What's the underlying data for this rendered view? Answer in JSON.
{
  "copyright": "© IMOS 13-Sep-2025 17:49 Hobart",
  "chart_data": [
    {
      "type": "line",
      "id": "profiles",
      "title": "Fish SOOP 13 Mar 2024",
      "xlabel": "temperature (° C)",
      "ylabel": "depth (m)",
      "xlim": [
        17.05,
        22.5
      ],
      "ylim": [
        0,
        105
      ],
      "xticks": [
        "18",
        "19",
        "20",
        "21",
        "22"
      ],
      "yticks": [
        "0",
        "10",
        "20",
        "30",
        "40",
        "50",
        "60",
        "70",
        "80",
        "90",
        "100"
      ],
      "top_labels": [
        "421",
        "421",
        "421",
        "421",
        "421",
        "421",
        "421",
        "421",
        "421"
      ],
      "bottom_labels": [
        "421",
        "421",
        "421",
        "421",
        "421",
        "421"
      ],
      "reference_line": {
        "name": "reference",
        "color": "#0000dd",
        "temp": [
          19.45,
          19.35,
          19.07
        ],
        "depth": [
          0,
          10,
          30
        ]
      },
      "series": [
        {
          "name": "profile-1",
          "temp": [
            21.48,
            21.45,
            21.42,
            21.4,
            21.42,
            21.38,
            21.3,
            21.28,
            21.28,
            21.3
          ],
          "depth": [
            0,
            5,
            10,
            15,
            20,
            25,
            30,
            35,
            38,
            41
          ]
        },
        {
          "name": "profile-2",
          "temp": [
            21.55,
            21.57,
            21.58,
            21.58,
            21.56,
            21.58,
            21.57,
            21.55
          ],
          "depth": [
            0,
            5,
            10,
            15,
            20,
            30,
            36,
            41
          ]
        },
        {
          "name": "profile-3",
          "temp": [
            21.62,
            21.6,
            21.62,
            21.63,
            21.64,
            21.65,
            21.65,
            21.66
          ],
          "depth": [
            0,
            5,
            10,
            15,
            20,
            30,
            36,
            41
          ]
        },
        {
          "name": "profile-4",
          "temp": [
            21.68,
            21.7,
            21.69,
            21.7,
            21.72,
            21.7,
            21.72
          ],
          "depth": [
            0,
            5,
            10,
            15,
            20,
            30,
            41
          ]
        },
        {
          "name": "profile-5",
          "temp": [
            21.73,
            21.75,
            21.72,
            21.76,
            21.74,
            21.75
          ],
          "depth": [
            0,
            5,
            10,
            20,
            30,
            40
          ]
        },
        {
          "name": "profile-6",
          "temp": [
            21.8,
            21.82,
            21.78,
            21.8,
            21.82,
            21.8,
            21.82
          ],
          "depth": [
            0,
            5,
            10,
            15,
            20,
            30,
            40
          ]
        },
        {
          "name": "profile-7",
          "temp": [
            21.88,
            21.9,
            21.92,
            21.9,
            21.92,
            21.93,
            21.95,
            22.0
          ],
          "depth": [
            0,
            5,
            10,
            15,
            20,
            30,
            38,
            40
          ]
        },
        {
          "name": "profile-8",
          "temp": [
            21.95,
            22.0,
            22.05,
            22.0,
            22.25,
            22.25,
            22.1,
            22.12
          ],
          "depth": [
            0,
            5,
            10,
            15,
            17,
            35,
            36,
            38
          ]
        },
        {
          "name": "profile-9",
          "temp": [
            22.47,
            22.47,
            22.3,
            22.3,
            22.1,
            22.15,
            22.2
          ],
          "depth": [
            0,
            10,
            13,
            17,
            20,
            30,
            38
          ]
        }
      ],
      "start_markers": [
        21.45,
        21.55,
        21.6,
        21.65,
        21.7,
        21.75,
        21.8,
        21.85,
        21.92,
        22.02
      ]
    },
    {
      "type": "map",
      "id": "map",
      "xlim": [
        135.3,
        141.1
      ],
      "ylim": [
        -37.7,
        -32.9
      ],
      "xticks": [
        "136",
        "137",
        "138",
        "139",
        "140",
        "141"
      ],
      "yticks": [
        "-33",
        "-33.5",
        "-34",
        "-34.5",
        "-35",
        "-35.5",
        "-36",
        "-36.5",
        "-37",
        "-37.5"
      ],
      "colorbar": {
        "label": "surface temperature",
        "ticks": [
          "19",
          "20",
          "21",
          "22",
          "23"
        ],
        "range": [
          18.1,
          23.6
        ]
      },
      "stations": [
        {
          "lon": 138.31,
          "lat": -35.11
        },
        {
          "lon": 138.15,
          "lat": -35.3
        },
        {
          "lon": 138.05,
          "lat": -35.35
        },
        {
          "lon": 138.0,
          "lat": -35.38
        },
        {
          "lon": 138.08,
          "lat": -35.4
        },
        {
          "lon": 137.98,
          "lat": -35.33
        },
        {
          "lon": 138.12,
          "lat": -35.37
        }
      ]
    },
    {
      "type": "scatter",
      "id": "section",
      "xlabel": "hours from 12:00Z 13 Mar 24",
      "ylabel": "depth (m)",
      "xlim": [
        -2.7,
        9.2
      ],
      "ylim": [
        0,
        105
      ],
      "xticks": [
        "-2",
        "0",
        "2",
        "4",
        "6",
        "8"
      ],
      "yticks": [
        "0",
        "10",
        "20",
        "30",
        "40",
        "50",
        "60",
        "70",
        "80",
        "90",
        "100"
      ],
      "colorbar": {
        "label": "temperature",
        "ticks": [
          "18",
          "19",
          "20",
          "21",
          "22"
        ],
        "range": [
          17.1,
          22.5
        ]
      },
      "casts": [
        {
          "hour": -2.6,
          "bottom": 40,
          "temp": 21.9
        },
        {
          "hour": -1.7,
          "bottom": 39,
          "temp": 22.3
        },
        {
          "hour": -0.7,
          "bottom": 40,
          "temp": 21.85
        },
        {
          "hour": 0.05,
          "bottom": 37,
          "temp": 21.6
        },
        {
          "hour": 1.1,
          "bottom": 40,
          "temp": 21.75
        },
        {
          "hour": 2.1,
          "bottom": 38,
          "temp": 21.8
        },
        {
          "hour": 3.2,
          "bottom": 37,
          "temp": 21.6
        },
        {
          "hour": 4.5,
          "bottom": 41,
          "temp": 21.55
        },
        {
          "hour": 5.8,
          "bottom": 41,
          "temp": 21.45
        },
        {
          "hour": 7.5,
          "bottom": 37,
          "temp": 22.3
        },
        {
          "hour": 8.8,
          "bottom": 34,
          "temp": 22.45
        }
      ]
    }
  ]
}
________
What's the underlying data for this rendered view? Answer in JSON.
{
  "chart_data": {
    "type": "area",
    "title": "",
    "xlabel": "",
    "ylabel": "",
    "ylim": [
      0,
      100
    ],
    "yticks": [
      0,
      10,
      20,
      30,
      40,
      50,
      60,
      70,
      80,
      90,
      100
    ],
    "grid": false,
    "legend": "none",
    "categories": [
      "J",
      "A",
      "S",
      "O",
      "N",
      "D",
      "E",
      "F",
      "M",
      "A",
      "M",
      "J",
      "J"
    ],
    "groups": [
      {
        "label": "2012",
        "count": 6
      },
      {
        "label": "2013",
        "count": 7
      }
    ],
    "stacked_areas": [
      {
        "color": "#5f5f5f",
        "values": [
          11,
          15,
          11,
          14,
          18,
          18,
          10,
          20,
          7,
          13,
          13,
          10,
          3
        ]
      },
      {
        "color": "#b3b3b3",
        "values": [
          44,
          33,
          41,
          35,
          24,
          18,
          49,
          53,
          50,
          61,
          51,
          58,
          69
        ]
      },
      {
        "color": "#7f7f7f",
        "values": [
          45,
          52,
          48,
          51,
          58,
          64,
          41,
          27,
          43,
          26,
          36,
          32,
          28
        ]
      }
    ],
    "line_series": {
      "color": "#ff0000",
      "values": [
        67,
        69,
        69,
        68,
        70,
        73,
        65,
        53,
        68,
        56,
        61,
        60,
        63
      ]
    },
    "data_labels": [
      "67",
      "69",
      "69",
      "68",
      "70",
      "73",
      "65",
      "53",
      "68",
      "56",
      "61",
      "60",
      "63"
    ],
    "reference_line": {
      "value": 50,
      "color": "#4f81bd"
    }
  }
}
________
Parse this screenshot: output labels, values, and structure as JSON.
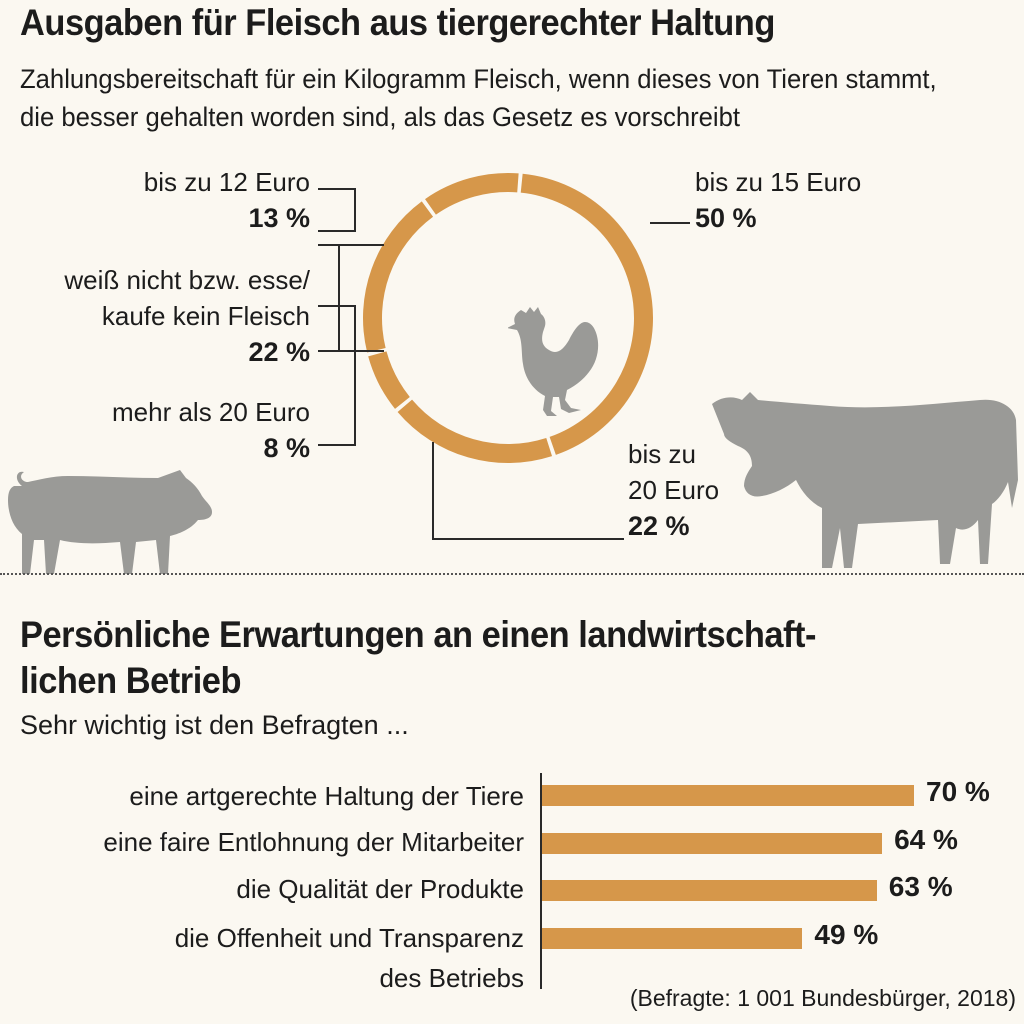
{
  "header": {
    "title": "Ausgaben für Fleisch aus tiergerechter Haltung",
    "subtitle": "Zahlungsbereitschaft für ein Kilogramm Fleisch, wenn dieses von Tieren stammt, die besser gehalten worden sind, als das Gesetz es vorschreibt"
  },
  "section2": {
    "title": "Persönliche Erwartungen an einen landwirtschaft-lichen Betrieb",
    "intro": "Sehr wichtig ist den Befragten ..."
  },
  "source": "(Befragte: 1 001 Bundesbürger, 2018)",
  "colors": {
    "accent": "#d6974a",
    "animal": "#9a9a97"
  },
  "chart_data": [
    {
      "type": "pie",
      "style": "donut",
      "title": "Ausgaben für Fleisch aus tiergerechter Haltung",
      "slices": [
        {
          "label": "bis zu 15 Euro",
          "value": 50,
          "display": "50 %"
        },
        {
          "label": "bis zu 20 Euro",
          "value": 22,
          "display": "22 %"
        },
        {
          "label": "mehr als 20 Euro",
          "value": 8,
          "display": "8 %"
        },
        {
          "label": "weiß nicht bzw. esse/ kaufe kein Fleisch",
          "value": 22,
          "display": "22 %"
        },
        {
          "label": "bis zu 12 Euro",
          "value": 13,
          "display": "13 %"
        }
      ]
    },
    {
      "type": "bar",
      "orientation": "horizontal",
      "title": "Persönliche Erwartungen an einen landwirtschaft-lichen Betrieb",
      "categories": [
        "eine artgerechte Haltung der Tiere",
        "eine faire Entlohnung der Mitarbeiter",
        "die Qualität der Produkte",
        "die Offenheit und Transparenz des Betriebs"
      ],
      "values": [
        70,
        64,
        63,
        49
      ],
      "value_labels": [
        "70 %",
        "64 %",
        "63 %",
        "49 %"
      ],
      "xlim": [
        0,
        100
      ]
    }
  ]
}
________
* WHAT YOU SHOULD DO:
Where a line above contains the string "Fleisch", copy that line.

* FINAL ANSWER:
    "title": "Ausgaben für Fleisch aus tiergerechter Haltung",
    "subtitle": "Zahlungsbereitschaft für ein Kilogramm Fleisch, wenn dieses von Tieren stammt, die besser gehalten worden sind, als das Gesetz es vorschreibt"
      "title": "Ausgaben für Fleisch aus tiergerechter Haltung",
          "label": "weiß nicht bzw. esse/ kaufe kein Fleisch",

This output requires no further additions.